▶ Dataset records
^^^^^^^^

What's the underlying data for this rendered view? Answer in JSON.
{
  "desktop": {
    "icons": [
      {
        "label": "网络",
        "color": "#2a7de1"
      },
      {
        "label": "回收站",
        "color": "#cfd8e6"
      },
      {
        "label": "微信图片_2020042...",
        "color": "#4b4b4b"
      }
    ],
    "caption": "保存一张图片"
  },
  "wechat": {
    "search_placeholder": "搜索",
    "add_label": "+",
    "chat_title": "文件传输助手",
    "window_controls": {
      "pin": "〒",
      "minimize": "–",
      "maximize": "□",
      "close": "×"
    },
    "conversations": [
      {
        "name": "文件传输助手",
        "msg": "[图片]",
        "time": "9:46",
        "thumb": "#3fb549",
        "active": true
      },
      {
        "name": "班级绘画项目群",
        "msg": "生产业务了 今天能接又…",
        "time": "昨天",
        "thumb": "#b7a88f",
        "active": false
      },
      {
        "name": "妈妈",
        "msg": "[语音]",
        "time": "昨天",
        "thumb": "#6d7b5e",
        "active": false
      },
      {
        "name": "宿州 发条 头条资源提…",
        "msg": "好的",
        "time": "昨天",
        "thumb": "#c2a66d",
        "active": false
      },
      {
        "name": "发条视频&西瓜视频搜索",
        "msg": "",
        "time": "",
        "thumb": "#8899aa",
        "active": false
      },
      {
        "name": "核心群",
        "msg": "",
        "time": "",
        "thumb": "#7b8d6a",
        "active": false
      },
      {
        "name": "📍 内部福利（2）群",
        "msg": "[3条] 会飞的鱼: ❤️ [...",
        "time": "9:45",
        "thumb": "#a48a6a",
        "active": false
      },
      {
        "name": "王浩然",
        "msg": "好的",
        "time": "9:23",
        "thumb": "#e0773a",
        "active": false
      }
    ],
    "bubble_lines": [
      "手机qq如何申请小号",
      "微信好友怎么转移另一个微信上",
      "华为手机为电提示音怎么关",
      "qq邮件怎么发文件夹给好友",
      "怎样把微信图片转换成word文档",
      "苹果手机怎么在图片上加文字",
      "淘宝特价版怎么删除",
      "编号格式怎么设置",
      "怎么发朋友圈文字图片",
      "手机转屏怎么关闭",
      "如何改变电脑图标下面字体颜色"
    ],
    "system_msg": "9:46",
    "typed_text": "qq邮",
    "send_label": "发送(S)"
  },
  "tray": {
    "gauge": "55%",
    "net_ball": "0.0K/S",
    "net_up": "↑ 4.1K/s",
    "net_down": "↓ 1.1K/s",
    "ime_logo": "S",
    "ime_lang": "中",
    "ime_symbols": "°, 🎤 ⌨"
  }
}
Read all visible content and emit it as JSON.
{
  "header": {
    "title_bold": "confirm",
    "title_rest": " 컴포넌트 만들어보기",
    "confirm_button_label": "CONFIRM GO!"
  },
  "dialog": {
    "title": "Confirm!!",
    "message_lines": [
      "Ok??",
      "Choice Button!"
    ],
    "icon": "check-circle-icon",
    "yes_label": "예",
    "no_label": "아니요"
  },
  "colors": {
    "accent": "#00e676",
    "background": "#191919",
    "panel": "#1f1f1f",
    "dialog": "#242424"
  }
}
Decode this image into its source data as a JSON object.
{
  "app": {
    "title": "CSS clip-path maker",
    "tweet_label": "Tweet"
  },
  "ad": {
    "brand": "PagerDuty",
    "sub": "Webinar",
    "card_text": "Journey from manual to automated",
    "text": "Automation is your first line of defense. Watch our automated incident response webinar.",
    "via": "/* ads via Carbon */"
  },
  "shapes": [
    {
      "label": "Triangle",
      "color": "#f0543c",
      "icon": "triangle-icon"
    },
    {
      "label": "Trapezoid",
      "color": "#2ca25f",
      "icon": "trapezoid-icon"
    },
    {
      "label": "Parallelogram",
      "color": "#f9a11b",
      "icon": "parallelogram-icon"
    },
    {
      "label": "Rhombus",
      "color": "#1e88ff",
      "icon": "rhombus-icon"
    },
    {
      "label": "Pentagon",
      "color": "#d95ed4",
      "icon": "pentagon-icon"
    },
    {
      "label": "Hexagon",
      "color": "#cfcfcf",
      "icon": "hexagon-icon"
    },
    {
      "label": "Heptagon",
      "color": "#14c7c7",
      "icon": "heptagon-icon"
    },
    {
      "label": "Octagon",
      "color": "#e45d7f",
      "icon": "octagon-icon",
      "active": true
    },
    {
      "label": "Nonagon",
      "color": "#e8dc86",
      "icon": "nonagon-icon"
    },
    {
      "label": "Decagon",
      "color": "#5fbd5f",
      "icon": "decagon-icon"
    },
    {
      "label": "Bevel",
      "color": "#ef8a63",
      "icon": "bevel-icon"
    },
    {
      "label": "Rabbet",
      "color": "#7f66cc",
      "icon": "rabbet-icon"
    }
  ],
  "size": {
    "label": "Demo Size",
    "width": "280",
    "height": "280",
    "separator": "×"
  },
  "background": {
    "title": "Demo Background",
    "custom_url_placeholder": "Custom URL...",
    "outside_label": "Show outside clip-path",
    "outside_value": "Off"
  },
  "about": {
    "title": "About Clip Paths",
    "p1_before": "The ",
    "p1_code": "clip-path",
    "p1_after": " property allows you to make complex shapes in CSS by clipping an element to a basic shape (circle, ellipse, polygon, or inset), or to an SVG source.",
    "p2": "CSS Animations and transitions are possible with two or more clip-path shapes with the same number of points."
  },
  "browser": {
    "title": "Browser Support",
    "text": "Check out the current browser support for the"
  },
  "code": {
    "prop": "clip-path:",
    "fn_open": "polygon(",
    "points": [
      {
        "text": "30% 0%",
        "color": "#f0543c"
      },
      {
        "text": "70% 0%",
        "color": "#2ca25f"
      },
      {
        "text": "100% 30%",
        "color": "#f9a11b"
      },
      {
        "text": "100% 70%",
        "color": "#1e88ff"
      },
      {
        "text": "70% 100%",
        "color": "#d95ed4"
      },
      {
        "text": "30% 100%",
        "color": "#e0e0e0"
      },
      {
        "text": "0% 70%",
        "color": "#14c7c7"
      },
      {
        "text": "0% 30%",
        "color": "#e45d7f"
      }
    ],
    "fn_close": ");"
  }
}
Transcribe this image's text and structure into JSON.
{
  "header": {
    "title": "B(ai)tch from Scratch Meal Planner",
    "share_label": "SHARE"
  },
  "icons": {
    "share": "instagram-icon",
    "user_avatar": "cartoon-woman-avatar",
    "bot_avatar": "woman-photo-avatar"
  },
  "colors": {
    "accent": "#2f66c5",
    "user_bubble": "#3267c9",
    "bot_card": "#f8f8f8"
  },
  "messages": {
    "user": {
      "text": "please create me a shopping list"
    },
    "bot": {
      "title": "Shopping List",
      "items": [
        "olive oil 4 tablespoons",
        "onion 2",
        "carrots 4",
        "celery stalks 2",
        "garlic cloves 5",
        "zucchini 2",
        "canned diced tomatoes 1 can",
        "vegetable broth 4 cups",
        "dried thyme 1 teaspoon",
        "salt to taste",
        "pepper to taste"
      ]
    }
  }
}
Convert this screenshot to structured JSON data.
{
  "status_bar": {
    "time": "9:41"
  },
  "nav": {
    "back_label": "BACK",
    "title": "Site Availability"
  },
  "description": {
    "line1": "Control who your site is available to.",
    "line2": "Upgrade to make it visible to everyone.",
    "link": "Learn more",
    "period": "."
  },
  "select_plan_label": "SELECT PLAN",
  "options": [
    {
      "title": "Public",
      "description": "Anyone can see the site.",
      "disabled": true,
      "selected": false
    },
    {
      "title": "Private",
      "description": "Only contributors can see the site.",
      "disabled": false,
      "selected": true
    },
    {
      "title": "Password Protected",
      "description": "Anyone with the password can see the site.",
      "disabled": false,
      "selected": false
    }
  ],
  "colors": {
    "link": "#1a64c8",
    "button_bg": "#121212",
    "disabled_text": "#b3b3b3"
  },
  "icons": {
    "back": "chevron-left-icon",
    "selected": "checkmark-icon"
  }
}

^^^^^^^^

▶ Short exercise
Your output consists solely of the lines from the one with "Convert this screenshot" through the last line, copied exactly.

▶ Complete output
Convert this screenshot to structured JSON data.
{
  "status_bar": {
    "time": "9:41"
  },
  "nav": {
    "back_label": "BACK",
    "title": "Site Availability"
  },
  "description": {
    "line1": "Control who your site is available to.",
    "line2": "Upgrade to make it visible to everyone.",
    "link": "Learn more",
    "period": "."
  },
  "select_plan_label": "SELECT PLAN",
  "options": [
    {
      "title": "Public",
      "description": "Anyone can see the site.",
      "disabled": true,
      "selected": false
    },
    {
      "title": "Private",
      "description": "Only contributors can see the site.",
      "disabled": false,
      "selected": true
    },
    {
      "title": "Password Protected",
      "description": "Anyone with the password can see the site.",
      "disabled": false,
      "selected": false
    }
  ],
  "colors": {
    "link": "#1a64c8",
    "button_bg": "#121212",
    "disabled_text": "#b3b3b3"
  },
  "icons": {
    "back": "chevron-left-icon",
    "selected": "checkmark-icon"
  }
}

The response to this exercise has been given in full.